*Stated task:* Restate every line of the material, word for word.

▬▬▬▬▬▬

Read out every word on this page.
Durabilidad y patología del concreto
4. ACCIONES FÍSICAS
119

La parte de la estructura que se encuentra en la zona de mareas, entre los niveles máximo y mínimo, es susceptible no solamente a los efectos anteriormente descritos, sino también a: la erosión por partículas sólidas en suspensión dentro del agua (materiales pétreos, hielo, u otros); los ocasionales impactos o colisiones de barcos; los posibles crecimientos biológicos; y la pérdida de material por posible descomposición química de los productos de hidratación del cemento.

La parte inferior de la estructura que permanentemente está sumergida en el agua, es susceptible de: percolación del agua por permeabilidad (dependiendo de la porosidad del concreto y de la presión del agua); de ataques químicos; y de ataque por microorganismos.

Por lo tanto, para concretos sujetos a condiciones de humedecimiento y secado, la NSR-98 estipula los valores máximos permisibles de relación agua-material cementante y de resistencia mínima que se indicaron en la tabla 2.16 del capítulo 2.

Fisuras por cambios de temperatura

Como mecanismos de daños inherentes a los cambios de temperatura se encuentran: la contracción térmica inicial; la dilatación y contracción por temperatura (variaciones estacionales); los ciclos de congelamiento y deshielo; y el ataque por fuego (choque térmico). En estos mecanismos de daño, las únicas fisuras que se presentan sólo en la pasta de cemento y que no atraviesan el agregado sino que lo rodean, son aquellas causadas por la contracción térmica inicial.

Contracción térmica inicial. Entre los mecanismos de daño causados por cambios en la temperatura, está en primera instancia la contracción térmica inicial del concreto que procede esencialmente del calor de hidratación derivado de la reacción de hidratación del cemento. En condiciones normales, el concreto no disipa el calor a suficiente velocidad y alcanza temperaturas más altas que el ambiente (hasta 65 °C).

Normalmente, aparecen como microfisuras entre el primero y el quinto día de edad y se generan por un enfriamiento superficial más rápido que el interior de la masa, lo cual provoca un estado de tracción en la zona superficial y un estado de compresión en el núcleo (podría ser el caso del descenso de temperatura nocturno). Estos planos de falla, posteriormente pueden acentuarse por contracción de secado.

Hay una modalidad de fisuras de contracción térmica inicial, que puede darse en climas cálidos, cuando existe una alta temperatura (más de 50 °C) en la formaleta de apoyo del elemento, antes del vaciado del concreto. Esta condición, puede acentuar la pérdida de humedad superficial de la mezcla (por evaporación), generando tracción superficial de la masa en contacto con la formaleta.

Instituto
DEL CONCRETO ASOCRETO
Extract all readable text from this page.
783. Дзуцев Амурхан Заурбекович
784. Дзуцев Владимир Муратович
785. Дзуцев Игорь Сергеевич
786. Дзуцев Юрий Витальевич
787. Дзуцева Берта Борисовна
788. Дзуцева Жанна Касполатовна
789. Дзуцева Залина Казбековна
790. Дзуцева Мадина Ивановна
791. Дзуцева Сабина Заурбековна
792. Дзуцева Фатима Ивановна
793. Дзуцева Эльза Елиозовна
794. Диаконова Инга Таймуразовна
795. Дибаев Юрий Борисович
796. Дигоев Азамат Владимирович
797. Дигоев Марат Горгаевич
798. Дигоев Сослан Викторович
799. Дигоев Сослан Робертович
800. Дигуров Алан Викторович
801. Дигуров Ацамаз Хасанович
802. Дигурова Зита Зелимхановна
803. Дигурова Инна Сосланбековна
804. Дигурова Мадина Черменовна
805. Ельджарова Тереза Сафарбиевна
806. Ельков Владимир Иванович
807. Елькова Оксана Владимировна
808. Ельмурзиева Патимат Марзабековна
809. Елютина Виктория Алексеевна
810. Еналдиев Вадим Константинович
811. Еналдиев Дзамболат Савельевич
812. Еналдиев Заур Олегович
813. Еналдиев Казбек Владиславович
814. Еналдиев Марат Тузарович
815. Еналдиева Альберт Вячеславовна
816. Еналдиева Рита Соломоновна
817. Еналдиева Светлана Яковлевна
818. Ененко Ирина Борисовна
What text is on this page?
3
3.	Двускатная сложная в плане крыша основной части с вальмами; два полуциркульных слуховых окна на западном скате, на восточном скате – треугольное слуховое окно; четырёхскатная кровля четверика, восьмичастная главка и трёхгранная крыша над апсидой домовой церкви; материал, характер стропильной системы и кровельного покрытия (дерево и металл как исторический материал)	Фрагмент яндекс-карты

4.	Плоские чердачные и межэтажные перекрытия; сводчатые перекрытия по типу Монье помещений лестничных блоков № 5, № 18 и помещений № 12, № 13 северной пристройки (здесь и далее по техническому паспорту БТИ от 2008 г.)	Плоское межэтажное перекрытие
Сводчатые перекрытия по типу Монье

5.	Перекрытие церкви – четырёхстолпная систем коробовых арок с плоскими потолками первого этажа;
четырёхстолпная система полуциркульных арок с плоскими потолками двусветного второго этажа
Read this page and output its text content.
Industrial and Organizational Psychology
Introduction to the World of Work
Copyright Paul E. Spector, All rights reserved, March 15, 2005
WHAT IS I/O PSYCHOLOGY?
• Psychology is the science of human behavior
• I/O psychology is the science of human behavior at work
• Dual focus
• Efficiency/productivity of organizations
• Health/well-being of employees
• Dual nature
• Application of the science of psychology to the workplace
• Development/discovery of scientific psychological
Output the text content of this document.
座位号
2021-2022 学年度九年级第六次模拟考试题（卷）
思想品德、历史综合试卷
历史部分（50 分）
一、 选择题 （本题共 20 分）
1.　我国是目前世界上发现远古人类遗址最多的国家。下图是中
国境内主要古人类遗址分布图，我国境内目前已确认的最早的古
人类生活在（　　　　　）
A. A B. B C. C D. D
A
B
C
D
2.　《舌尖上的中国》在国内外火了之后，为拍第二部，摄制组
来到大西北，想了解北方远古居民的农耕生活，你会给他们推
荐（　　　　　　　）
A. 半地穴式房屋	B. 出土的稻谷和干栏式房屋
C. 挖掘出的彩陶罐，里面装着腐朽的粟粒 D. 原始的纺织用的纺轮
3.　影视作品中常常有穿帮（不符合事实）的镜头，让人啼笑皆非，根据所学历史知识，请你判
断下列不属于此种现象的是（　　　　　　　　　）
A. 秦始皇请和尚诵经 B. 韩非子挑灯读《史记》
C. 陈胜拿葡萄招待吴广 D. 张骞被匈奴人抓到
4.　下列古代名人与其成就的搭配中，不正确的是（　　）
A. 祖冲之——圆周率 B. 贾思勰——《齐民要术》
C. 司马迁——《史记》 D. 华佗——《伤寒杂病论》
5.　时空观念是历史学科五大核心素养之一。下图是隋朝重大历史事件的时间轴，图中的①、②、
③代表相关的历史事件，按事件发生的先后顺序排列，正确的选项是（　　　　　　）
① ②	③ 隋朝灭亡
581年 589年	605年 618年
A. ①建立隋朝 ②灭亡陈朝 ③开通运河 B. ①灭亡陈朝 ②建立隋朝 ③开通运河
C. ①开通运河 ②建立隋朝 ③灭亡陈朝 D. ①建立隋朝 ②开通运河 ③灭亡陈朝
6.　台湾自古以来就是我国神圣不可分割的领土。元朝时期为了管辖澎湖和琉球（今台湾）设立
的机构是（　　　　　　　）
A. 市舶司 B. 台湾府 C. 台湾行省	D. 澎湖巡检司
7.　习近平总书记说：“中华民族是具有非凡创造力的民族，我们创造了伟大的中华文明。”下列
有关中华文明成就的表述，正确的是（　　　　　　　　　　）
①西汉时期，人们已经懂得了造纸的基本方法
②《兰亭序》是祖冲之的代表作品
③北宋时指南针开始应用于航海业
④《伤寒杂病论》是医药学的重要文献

▬▬▬▬▬▬

*Exercise output:*
Read out every word on this page.
Durabilidad y patología del concreto
4. ACCIONES FÍSICAS
119

La parte de la estructura que se encuentra en la zona de mareas, entre los niveles máximo y mínimo, es susceptible no solamente a los efectos anteriormente descritos, sino también a: la erosión por partículas sólidas en suspensión dentro del agua (materiales pétreos, hielo, u otros); los ocasionales impactos o colisiones de barcos; los posibles crecimientos biológicos; y la pérdida de material por posible descomposición química de los productos de hidratación del cemento.

La parte inferior de la estructura que permanentemente está sumergida en el agua, es susceptible de: percolación del agua por permeabilidad (dependiendo de la porosidad del concreto y de la presión del agua); de ataques químicos; y de ataque por microorganismos.

Por lo tanto, para concretos sujetos a condiciones de humedecimiento y secado, la NSR-98 estipula los valores máximos permisibles de relación agua-material cementante y de resistencia mínima que se indicaron en la tabla 2.16 del capítulo 2.

Fisuras por cambios de temperatura

Como mecanismos de daños inherentes a los cambios de temperatura se encuentran: la contracción térmica inicial; la dilatación y contracción por temperatura (variaciones estacionales); los ciclos de congelamiento y deshielo; y el ataque por fuego (choque térmico). En estos mecanismos de daño, las únicas fisuras que se presentan sólo en la pasta de cemento y que no atraviesan el agregado sino que lo rodean, son aquellas causadas por la contracción térmica inicial.

Contracción térmica inicial. Entre los mecanismos de daño causados por cambios en la temperatura, está en primera instancia la contracción térmica inicial del concreto que procede esencialmente del calor de hidratación derivado de la reacción de hidratación del cemento. En condiciones normales, el concreto no disipa el calor a suficiente velocidad y alcanza temperaturas más altas que el ambiente (hasta 65 °C).

Normalmente, aparecen como microfisuras entre el primero y el quinto día de edad y se generan por un enfriamiento superficial más rápido que el interior de la masa, lo cual provoca un estado de tracción en la zona superficial y un estado de compresión en el núcleo (podría ser el caso del descenso de temperatura nocturno). Estos planos de falla, posteriormente pueden acentuarse por contracción de secado.

Hay una modalidad de fisuras de contracción térmica inicial, que puede darse en climas cálidos, cuando existe una alta temperatura (más de 50 °C) en la formaleta de apoyo del elemento, antes del vaciado del concreto. Esta condición, puede acentuar la pérdida de humedad superficial de la mezcla (por evaporación), generando tracción superficial de la masa en contacto con la formaleta.

Instituto
DEL CONCRETO ASOCRETO
Extract all readable text from this page.
783. Дзуцев Амурхан Заурбекович
784. Дзуцев Владимир Муратович
785. Дзуцев Игорь Сергеевич
786. Дзуцев Юрий Витальевич
787. Дзуцева Берта Борисовна
788. Дзуцева Жанна Касполатовна
789. Дзуцева Залина Казбековна
790. Дзуцева Мадина Ивановна
791. Дзуцева Сабина Заурбековна
792. Дзуцева Фатима Ивановна
793. Дзуцева Эльза Елиозовна
794. Диаконова Инга Таймуразовна
795. Дибаев Юрий Борисович
796. Дигоев Азамат Владимирович
797. Дигоев Марат Горгаевич
798. Дигоев Сослан Викторович
799. Дигоев Сослан Робертович
800. Дигуров Алан Викторович
801. Дигуров Ацамаз Хасанович
802. Дигурова Зита Зелимхановна
803. Дигурова Инна Сосланбековна
804. Дигурова Мадина Черменовна
805. Ельджарова Тереза Сафарбиевна
806. Ельков Владимир Иванович
807. Елькова Оксана Владимировна
808. Ельмурзиева Патимат Марзабековна
809. Елютина Виктория Алексеевна
810. Еналдиев Вадим Константинович
811. Еналдиев Дзамболат Савельевич
812. Еналдиев Заур Олегович
813. Еналдиев Казбек Владиславович
814. Еналдиев Марат Тузарович
815. Еналдиева Альберт Вячеславовна
816. Еналдиева Рита Соломоновна
817. Еналдиева Светлана Яковлевна
818. Ененко Ирина Борисовна
What text is on this page?
3
3.	Двускатная сложная в плане крыша основной части с вальмами; два полуциркульных слуховых окна на западном скате, на восточном скате – треугольное слуховое окно; четырёхскатная кровля четверика, восьмичастная главка и трёхгранная крыша над апсидой домовой церкви; материал, характер стропильной системы и кровельного покрытия (дерево и металл как исторический материал)	Фрагмент яндекс-карты

4.	Плоские чердачные и межэтажные перекрытия; сводчатые перекрытия по типу Монье помещений лестничных блоков № 5, № 18 и помещений № 12, № 13 северной пристройки (здесь и далее по техническому паспорту БТИ от 2008 г.)	Плоское межэтажное перекрытие
Сводчатые перекрытия по типу Монье

5.	Перекрытие церкви – четырёхстолпная систем коробовых арок с плоскими потолками первого этажа;
четырёхстолпная система полуциркульных арок с плоскими потолками двусветного второго этажа
Read this page and output its text content.
Industrial and Organizational Psychology
Introduction to the World of Work
Copyright Paul E. Spector, All rights reserved, March 15, 2005
WHAT IS I/O PSYCHOLOGY?
• Psychology is the science of human behavior
• I/O psychology is the science of human behavior at work
• Dual focus
• Efficiency/productivity of organizations
• Health/well-being of employees
• Dual nature
• Application of the science of psychology to the workplace
• Development/discovery of scientific psychological
Output the text content of this document.
座位号
2021-2022 学年度九年级第六次模拟考试题（卷）
思想品德、历史综合试卷
历史部分（50 分）
一、 选择题 （本题共 20 分）
1.　我国是目前世界上发现远古人类遗址最多的国家。下图是中
国境内主要古人类遗址分布图，我国境内目前已确认的最早的古
人类生活在（　　　　　）
A. A B. B C. C D. D
A
B
C
D
2.　《舌尖上的中国》在国内外火了之后，为拍第二部，摄制组
来到大西北，想了解北方远古居民的农耕生活，你会给他们推
荐（　　　　　　　）
A. 半地穴式房屋	B. 出土的稻谷和干栏式房屋
C. 挖掘出的彩陶罐，里面装着腐朽的粟粒 D. 原始的纺织用的纺轮
3.　影视作品中常常有穿帮（不符合事实）的镜头，让人啼笑皆非，根据所学历史知识，请你判
断下列不属于此种现象的是（　　　　　　　　　）
A. 秦始皇请和尚诵经 B. 韩非子挑灯读《史记》
C. 陈胜拿葡萄招待吴广 D. 张骞被匈奴人抓到
4.　下列古代名人与其成就的搭配中，不正确的是（　　）
A. 祖冲之——圆周率 B. 贾思勰——《齐民要术》
C. 司马迁——《史记》 D. 华佗——《伤寒杂病论》
5.　时空观念是历史学科五大核心素养之一。下图是隋朝重大历史事件的时间轴，图中的①、②、
③代表相关的历史事件，按事件发生的先后顺序排列，正确的选项是（　　　　　　）
① ②	③ 隋朝灭亡
581年 589年	605年 618年
A. ①建立隋朝 ②灭亡陈朝 ③开通运河 B. ①灭亡陈朝 ②建立隋朝 ③开通运河
C. ①开通运河 ②建立隋朝 ③灭亡陈朝 D. ①建立隋朝 ②开通运河 ③灭亡陈朝
6.　台湾自古以来就是我国神圣不可分割的领土。元朝时期为了管辖澎湖和琉球（今台湾）设立
的机构是（　　　　　　　）
A. 市舶司 B. 台湾府 C. 台湾行省	D. 澎湖巡检司
7.　习近平总书记说：“中华民族是具有非凡创造力的民族，我们创造了伟大的中华文明。”下列
有关中华文明成就的表述，正确的是（　　　　　　　　　　）
①西汉时期，人们已经懂得了造纸的基本方法
②《兰亭序》是祖冲之的代表作品
③北宋时指南针开始应用于航海业
④《伤寒杂病论》是医药学的重要文献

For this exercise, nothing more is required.